══ RECORD SET ══

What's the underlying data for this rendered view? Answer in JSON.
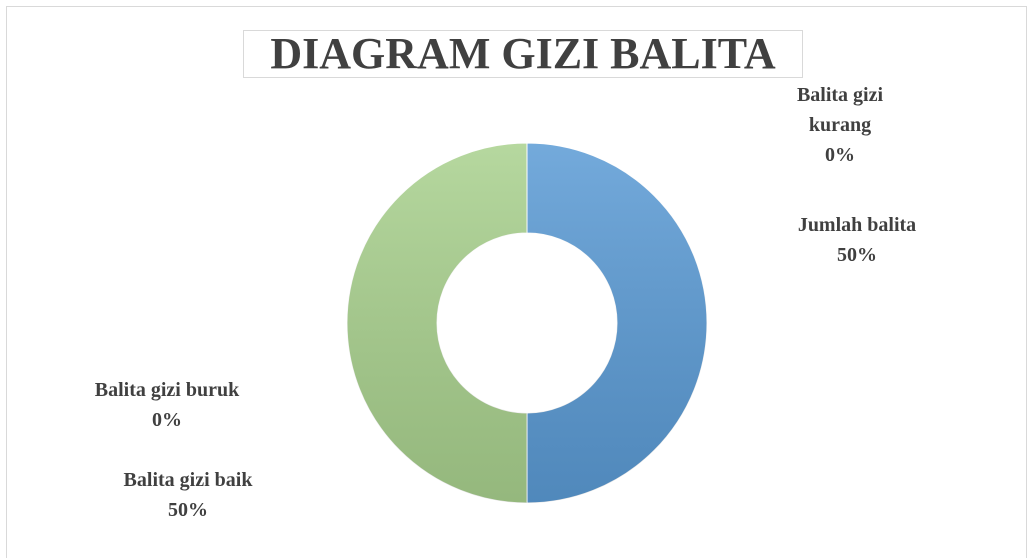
{
  "chart_data": {
    "type": "donut",
    "title": "DIAGRAM GIZI BALITA",
    "categories": [
      "Balita gizi kurang",
      "Jumlah balita",
      "Balita gizi buruk",
      "Balita gizi baik"
    ],
    "values": [
      0,
      50,
      0,
      50
    ],
    "value_labels": [
      "0%",
      "50%",
      "0%",
      "50%"
    ],
    "colors": [
      "#ed7d31",
      "#5b9bd5",
      "#a5a5a5",
      "#a9d18e"
    ]
  }
}
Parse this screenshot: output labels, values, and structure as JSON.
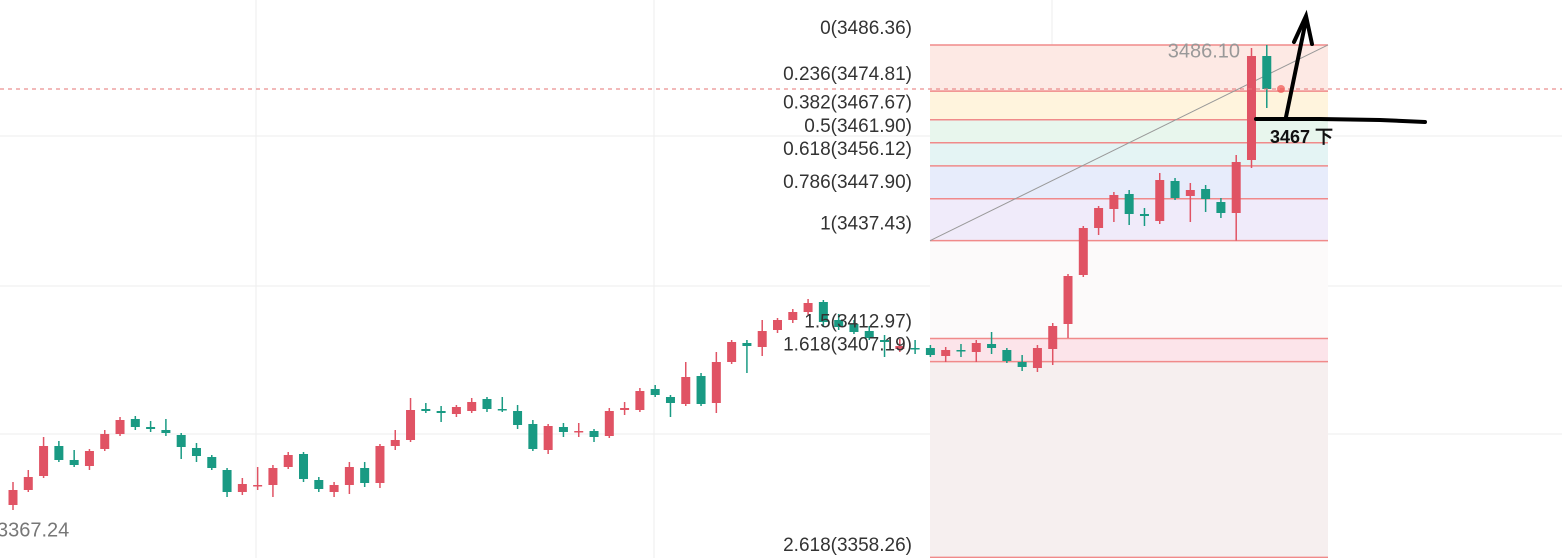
{
  "chart_data": {
    "type": "candlestick",
    "ylim": [
      3358.1,
      3497.6
    ],
    "up_color": "#e05364",
    "down_color": "#199a83",
    "series": {
      "open": [
        3371.35,
        3375.1,
        3378.6,
        3386.1,
        3382.6,
        3381.1,
        3385.35,
        3389.1,
        3392.85,
        3390.85,
        3390.1,
        3388.85,
        3385.6,
        3383.35,
        3380.1,
        3374.6,
        3376.1,
        3376.35,
        3380.85,
        3384.1,
        3377.6,
        3374.6,
        3376.35,
        3380.6,
        3376.85,
        3386.1,
        3387.6,
        3395.35,
        3394.85,
        3394.1,
        3394.85,
        3397.85,
        3395.35,
        3394.85,
        3391.6,
        3385.1,
        3390.85,
        3389.6,
        3389.85,
        3388.6,
        3395.1,
        3395.1,
        3400.35,
        3398.35,
        3396.6,
        3403.6,
        3396.85,
        3407.1,
        3411.85,
        3410.85,
        3415.1,
        3417.6,
        3419.6,
        3422.1,
        3417.6,
        3416.6,
        3414.85,
        3412.6,
        3410.35,
        3410.6,
        3410.6,
        3408.6,
        3410.1,
        3409.6,
        3411.6,
        3410.1,
        3407.1,
        3405.6,
        3410.35,
        3416.6,
        3428.85,
        3440.6,
        3445.35,
        3449.1,
        3444.1,
        3442.35,
        3452.35,
        3448.6,
        3450.35,
        3447.1,
        3444.35,
        3457.6,
        3483.6
      ],
      "high": [
        3377.1,
        3380.1,
        3388.35,
        3387.35,
        3385.1,
        3385.35,
        3390.1,
        3393.35,
        3393.6,
        3392.35,
        3392.85,
        3389.35,
        3386.85,
        3383.85,
        3380.6,
        3378.1,
        3380.85,
        3381.35,
        3384.6,
        3384.6,
        3378.35,
        3377.1,
        3382.1,
        3382.1,
        3386.6,
        3390.1,
        3398.1,
        3396.85,
        3396.1,
        3396.35,
        3398.1,
        3398.35,
        3398.35,
        3396.35,
        3392.6,
        3391.6,
        3391.85,
        3391.85,
        3390.35,
        3395.6,
        3397.1,
        3400.6,
        3401.35,
        3398.85,
        3407.1,
        3404.35,
        3409.6,
        3412.6,
        3412.6,
        3417.6,
        3418.1,
        3420.35,
        3422.85,
        3422.6,
        3419.1,
        3417.6,
        3416.1,
        3413.85,
        3412.85,
        3412.6,
        3411.35,
        3410.85,
        3411.6,
        3412.6,
        3414.6,
        3410.6,
        3408.85,
        3411.35,
        3416.85,
        3429.1,
        3441.1,
        3446.1,
        3449.6,
        3450.1,
        3445.6,
        3454.35,
        3453.1,
        3451.85,
        3451.35,
        3448.1,
        3458.85,
        3485.6,
        3486.36
      ],
      "low": [
        3370.1,
        3374.6,
        3378.1,
        3382.1,
        3380.85,
        3380.1,
        3384.85,
        3388.6,
        3390.1,
        3389.6,
        3388.6,
        3382.85,
        3382.1,
        3380.1,
        3373.35,
        3373.85,
        3375.1,
        3373.35,
        3380.35,
        3377.1,
        3374.6,
        3373.35,
        3374.1,
        3375.85,
        3375.6,
        3385.1,
        3387.1,
        3394.35,
        3392.1,
        3393.35,
        3394.35,
        3394.6,
        3394.6,
        3390.35,
        3384.85,
        3384.1,
        3388.35,
        3388.35,
        3387.1,
        3388.1,
        3393.85,
        3394.6,
        3398.35,
        3393.35,
        3396.1,
        3396.1,
        3394.35,
        3406.6,
        3404.35,
        3408.6,
        3414.35,
        3416.85,
        3418.85,
        3416.1,
        3415.1,
        3414.1,
        3412.6,
        3408.35,
        3409.6,
        3409.1,
        3408.35,
        3407.1,
        3408.35,
        3407.1,
        3409.1,
        3406.85,
        3404.85,
        3404.6,
        3406.35,
        3413.1,
        3428.35,
        3438.85,
        3442.1,
        3441.35,
        3441.1,
        3441.6,
        3447.6,
        3442.1,
        3444.6,
        3443.1,
        3437.43,
        3455.6,
        3470.6
      ],
      "close": [
        3375.1,
        3378.35,
        3386.1,
        3382.6,
        3381.35,
        3384.85,
        3389.1,
        3392.6,
        3390.85,
        3390.35,
        3389.35,
        3385.85,
        3383.6,
        3380.6,
        3374.6,
        3376.6,
        3376.35,
        3380.6,
        3383.85,
        3377.85,
        3375.35,
        3376.35,
        3380.85,
        3376.85,
        3386.1,
        3387.6,
        3395.1,
        3394.85,
        3394.35,
        3395.85,
        3397.1,
        3395.35,
        3395.1,
        3391.35,
        3385.35,
        3391.1,
        3389.6,
        3389.85,
        3388.35,
        3394.85,
        3395.6,
        3399.85,
        3398.85,
        3396.85,
        3403.35,
        3396.6,
        3407.1,
        3412.1,
        3411.1,
        3414.85,
        3417.6,
        3419.6,
        3421.85,
        3417.1,
        3415.85,
        3414.6,
        3413.1,
        3412.1,
        3411.1,
        3410.35,
        3408.85,
        3410.1,
        3409.85,
        3411.85,
        3410.6,
        3407.35,
        3405.85,
        3410.6,
        3416.1,
        3428.6,
        3440.6,
        3445.6,
        3448.85,
        3444.1,
        3443.6,
        3452.6,
        3448.1,
        3450.1,
        3447.85,
        3444.35,
        3457.1,
        3483.6,
        3475.35
      ]
    },
    "fib_line_color": "#f08a8a",
    "fib_levels": [
      {
        "label": "0(3486.36)",
        "value": 3486.36,
        "color": "#fde9e4"
      },
      {
        "label": "0.236(3474.81)",
        "value": 3474.81,
        "color": "#fff4dd"
      },
      {
        "label": "0.382(3467.67)",
        "value": 3467.67,
        "color": "#e8f6ed"
      },
      {
        "label": "0.5(3461.90)",
        "value": 3461.9,
        "color": "#e4f4f4"
      },
      {
        "label": "0.618(3456.12)",
        "value": 3456.12,
        "color": "#e7ecfb"
      },
      {
        "label": "0.786(3447.90)",
        "value": 3447.9,
        "color": "#f0ebfa"
      },
      {
        "label": "1(3437.43)",
        "value": 3437.43,
        "color": "#fcfafa"
      },
      {
        "label": "1.5(3412.97)",
        "value": 3412.97,
        "color": "#fce4ea"
      },
      {
        "label": "1.618(3407.19)",
        "value": 3407.19,
        "color": "#f6efef"
      },
      {
        "label": "2.618(3358.26)",
        "value": 3358.26,
        "color": "#f6efef"
      }
    ],
    "annotations": [
      {
        "text": "3486.10"
      },
      {
        "text": "3367.24"
      },
      {
        "text": "3467 下"
      }
    ]
  }
}
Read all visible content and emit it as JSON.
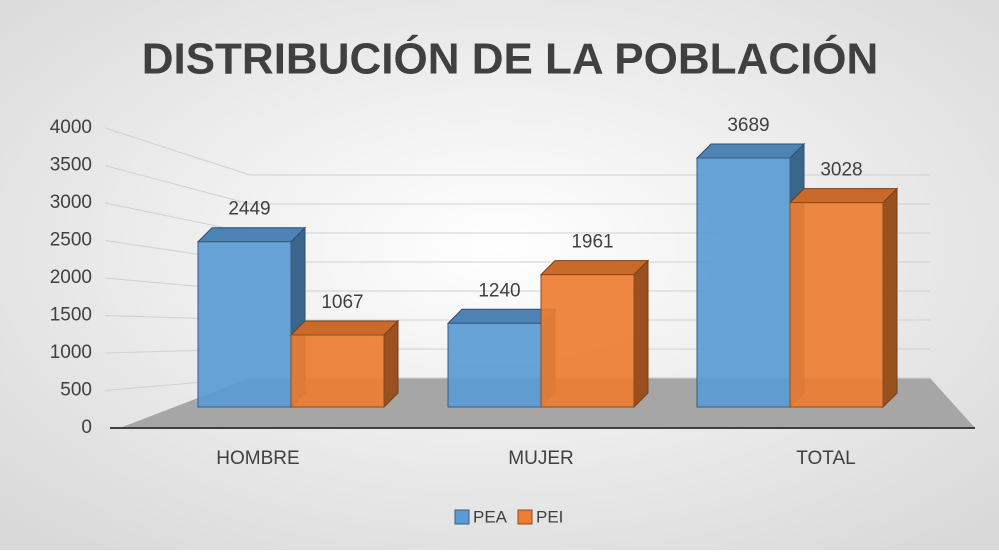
{
  "chart_data": {
    "type": "bar3d",
    "title": "DISTRIBUCIÓN DE LA POBLACIÓN",
    "categories": [
      "HOMBRE",
      "MUJER",
      "TOTAL"
    ],
    "series": [
      {
        "name": "PEA",
        "color": "#5b9bd5",
        "values": [
          2449,
          1240,
          3689
        ]
      },
      {
        "name": "PEI",
        "color": "#ed7d31",
        "values": [
          1067,
          1961,
          3028
        ]
      }
    ],
    "ylim": [
      0,
      4000
    ],
    "yticks": [
      0,
      500,
      1000,
      1500,
      2000,
      2500,
      3000,
      3500,
      4000
    ],
    "grid": true,
    "legend": "bottom"
  }
}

═══

Write out every line from the entries where "this" appears.

What's the underlying data for this rendered view? Answer in JSON.
Parse this screenshot: output labels, values, and structure as JSON.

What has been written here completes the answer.